» Set exercise: Quote, word for word, the line containing "Extract the chart's" and all lines that follow it to the end of the records, with no pictures.

Extracts from a graphics dataset
━━━━━━━━━━━━━━━━━━━━━━━━━━━━━━

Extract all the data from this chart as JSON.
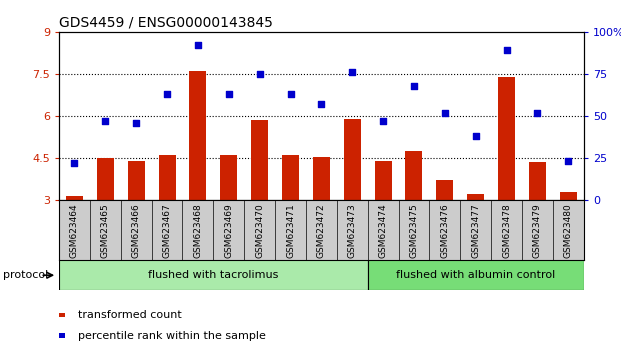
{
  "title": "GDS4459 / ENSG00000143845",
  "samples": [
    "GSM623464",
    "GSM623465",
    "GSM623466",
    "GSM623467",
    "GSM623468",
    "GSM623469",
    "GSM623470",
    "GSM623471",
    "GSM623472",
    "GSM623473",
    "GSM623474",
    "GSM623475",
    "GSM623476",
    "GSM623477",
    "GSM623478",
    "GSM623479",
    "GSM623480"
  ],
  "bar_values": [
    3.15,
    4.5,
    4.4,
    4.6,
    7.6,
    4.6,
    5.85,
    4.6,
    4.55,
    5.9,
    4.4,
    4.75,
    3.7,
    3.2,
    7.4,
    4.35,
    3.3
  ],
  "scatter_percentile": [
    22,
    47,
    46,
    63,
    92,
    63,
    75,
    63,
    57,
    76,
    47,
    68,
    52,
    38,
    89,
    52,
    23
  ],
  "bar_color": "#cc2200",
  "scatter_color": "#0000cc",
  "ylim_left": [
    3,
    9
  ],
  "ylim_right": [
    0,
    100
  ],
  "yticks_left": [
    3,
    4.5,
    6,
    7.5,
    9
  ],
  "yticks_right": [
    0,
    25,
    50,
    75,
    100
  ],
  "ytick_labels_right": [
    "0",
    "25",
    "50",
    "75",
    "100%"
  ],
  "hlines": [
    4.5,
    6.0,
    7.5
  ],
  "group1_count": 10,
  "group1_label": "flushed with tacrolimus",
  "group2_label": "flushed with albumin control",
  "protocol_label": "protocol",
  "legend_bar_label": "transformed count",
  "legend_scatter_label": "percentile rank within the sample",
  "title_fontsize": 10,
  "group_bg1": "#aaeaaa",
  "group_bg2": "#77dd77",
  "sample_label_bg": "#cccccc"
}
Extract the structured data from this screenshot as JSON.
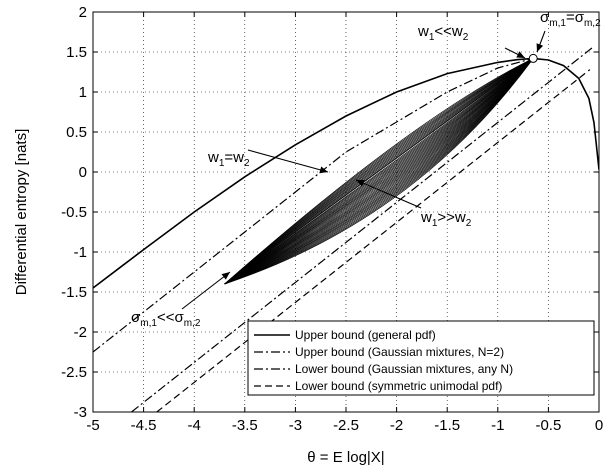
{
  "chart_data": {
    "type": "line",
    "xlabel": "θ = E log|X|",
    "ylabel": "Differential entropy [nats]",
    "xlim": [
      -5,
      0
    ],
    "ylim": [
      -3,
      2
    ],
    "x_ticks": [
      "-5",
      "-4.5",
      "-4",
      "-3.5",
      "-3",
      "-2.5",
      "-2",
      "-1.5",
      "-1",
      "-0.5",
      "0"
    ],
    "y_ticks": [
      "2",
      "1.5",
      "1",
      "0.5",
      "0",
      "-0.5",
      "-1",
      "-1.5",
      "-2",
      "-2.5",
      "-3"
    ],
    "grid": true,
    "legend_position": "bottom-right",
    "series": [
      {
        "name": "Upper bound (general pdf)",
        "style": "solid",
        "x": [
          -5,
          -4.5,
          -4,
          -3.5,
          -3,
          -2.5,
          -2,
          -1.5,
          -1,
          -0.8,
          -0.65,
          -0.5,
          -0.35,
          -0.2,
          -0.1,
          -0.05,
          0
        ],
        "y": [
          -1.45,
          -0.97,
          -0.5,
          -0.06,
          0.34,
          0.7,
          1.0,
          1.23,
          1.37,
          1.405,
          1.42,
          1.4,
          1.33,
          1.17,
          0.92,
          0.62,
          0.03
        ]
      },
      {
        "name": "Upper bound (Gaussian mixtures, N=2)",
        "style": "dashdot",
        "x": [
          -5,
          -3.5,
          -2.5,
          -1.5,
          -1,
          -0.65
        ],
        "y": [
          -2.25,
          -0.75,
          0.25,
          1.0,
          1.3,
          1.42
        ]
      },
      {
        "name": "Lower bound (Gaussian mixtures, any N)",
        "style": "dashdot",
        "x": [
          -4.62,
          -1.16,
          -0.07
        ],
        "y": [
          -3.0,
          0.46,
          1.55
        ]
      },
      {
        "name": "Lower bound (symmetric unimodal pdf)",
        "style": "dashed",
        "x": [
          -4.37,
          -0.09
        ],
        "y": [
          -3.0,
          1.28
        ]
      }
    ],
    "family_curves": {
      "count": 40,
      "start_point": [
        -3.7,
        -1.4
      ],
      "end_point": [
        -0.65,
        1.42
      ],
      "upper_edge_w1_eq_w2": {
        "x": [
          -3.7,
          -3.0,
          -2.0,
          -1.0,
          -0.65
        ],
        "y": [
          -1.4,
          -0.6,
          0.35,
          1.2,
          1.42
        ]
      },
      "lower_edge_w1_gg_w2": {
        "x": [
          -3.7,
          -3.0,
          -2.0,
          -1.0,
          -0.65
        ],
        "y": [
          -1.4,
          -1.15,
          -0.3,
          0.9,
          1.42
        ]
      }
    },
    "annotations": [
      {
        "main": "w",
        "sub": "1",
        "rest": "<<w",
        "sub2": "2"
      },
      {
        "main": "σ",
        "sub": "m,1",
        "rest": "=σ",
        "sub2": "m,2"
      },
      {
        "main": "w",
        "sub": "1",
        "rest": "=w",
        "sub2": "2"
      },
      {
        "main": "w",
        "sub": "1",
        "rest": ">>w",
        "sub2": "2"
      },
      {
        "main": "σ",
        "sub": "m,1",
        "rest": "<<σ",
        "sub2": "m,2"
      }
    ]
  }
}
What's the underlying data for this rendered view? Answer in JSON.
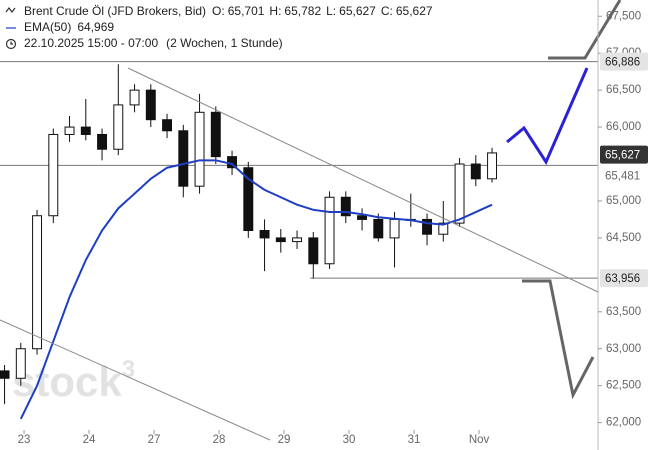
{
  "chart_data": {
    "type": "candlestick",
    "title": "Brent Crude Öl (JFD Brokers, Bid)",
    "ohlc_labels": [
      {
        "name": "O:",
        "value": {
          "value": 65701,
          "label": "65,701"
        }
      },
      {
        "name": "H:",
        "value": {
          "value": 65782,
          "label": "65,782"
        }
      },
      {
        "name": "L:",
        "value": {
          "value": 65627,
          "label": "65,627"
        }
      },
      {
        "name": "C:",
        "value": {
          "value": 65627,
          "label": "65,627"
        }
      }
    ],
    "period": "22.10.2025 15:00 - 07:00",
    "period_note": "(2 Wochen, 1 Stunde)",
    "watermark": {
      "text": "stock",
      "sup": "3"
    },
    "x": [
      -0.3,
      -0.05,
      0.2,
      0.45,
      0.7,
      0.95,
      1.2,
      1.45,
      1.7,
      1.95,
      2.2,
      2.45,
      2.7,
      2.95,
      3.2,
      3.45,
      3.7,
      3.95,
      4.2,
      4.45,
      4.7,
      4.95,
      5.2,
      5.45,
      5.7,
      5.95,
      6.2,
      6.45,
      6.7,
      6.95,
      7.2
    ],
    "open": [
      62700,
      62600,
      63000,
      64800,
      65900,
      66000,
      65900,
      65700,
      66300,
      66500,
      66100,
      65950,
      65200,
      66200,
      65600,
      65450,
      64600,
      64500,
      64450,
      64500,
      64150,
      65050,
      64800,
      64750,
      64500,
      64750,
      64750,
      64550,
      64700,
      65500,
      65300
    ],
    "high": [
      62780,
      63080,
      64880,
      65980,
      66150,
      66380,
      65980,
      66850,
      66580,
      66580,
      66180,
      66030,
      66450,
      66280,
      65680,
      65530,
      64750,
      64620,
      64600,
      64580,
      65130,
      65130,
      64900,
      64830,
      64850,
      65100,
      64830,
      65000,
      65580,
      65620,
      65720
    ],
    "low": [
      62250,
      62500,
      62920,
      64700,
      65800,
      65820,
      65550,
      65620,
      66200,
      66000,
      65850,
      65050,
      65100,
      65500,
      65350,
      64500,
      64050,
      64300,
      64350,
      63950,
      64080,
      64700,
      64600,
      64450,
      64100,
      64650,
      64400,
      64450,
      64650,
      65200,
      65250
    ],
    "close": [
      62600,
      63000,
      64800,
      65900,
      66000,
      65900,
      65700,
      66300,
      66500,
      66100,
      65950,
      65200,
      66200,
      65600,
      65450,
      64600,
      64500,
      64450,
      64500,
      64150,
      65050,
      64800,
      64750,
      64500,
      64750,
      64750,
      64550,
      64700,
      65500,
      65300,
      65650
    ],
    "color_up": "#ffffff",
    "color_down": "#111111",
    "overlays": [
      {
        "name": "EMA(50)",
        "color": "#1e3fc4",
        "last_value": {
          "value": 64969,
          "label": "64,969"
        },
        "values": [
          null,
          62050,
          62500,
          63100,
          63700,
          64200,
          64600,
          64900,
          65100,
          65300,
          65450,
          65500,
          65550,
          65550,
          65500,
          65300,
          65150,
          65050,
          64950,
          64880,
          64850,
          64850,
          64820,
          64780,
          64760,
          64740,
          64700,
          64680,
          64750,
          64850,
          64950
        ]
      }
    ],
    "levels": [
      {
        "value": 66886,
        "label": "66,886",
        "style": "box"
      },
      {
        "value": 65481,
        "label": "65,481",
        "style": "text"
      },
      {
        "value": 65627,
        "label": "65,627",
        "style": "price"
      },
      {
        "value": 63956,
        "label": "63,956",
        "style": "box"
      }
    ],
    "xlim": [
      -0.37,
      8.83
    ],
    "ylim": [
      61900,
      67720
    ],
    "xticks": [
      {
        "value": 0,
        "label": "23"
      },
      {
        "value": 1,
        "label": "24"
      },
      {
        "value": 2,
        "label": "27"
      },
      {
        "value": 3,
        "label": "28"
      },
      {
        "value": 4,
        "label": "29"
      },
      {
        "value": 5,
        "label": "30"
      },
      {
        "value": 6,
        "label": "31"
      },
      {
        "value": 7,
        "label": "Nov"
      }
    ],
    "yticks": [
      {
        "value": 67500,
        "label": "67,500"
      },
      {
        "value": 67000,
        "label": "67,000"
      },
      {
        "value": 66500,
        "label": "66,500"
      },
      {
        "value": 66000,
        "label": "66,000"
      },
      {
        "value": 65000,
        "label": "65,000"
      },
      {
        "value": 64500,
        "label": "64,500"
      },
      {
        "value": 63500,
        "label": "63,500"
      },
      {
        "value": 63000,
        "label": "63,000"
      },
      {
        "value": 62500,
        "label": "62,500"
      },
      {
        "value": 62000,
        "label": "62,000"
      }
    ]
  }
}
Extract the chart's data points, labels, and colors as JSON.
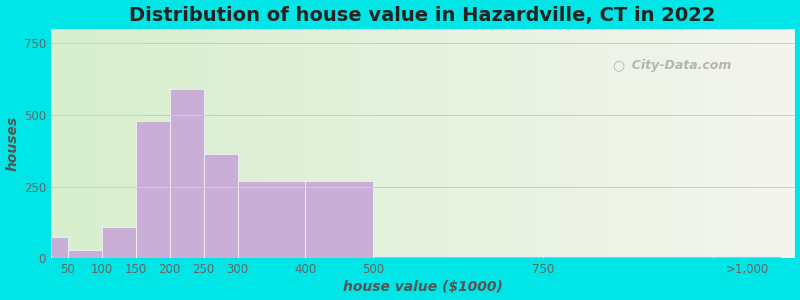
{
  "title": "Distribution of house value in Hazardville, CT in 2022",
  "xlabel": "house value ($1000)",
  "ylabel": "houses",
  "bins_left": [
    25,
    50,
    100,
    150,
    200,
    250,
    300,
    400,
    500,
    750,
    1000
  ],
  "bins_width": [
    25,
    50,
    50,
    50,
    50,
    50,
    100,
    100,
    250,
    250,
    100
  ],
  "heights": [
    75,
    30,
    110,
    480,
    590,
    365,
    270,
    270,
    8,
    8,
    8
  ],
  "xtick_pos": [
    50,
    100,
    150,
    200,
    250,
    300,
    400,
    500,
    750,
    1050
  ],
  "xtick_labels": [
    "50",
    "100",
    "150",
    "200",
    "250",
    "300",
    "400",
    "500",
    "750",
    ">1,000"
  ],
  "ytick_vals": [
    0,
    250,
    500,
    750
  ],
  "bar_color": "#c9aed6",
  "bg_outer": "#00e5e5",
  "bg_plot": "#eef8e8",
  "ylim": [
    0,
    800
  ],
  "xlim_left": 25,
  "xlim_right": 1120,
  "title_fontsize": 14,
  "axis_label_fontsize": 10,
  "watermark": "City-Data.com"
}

━━━━━━━━━━━━━━━━━━━━━━━━━━━━━━

» Task solution:
Extract the chart's data points, labels, and colors as JSON.
{
  "title": "Distribution of house value in Hazardville, CT in 2022",
  "xlabel": "house value ($1000)",
  "ylabel": "houses",
  "bins_left": [
    25,
    50,
    100,
    150,
    200,
    250,
    300,
    400,
    500,
    750,
    1000
  ],
  "bins_width": [
    25,
    50,
    50,
    50,
    50,
    50,
    100,
    100,
    250,
    250,
    100
  ],
  "heights": [
    75,
    30,
    110,
    480,
    590,
    365,
    270,
    270,
    8,
    8,
    8
  ],
  "xtick_pos": [
    50,
    100,
    150,
    200,
    250,
    300,
    400,
    500,
    750,
    1050
  ],
  "xtick_labels": [
    "50",
    "100",
    "150",
    "200",
    "250",
    "300",
    "400",
    "500",
    "750",
    ">1,000"
  ],
  "ytick_vals": [
    0,
    250,
    500,
    750
  ],
  "bar_color": "#c9aed6",
  "bg_outer": "#00e5e5",
  "bg_plot": "#eef8e8",
  "ylim": [
    0,
    800
  ],
  "xlim_left": 25,
  "xlim_right": 1120,
  "title_fontsize": 14,
  "axis_label_fontsize": 10,
  "watermark": "City-Data.com"
}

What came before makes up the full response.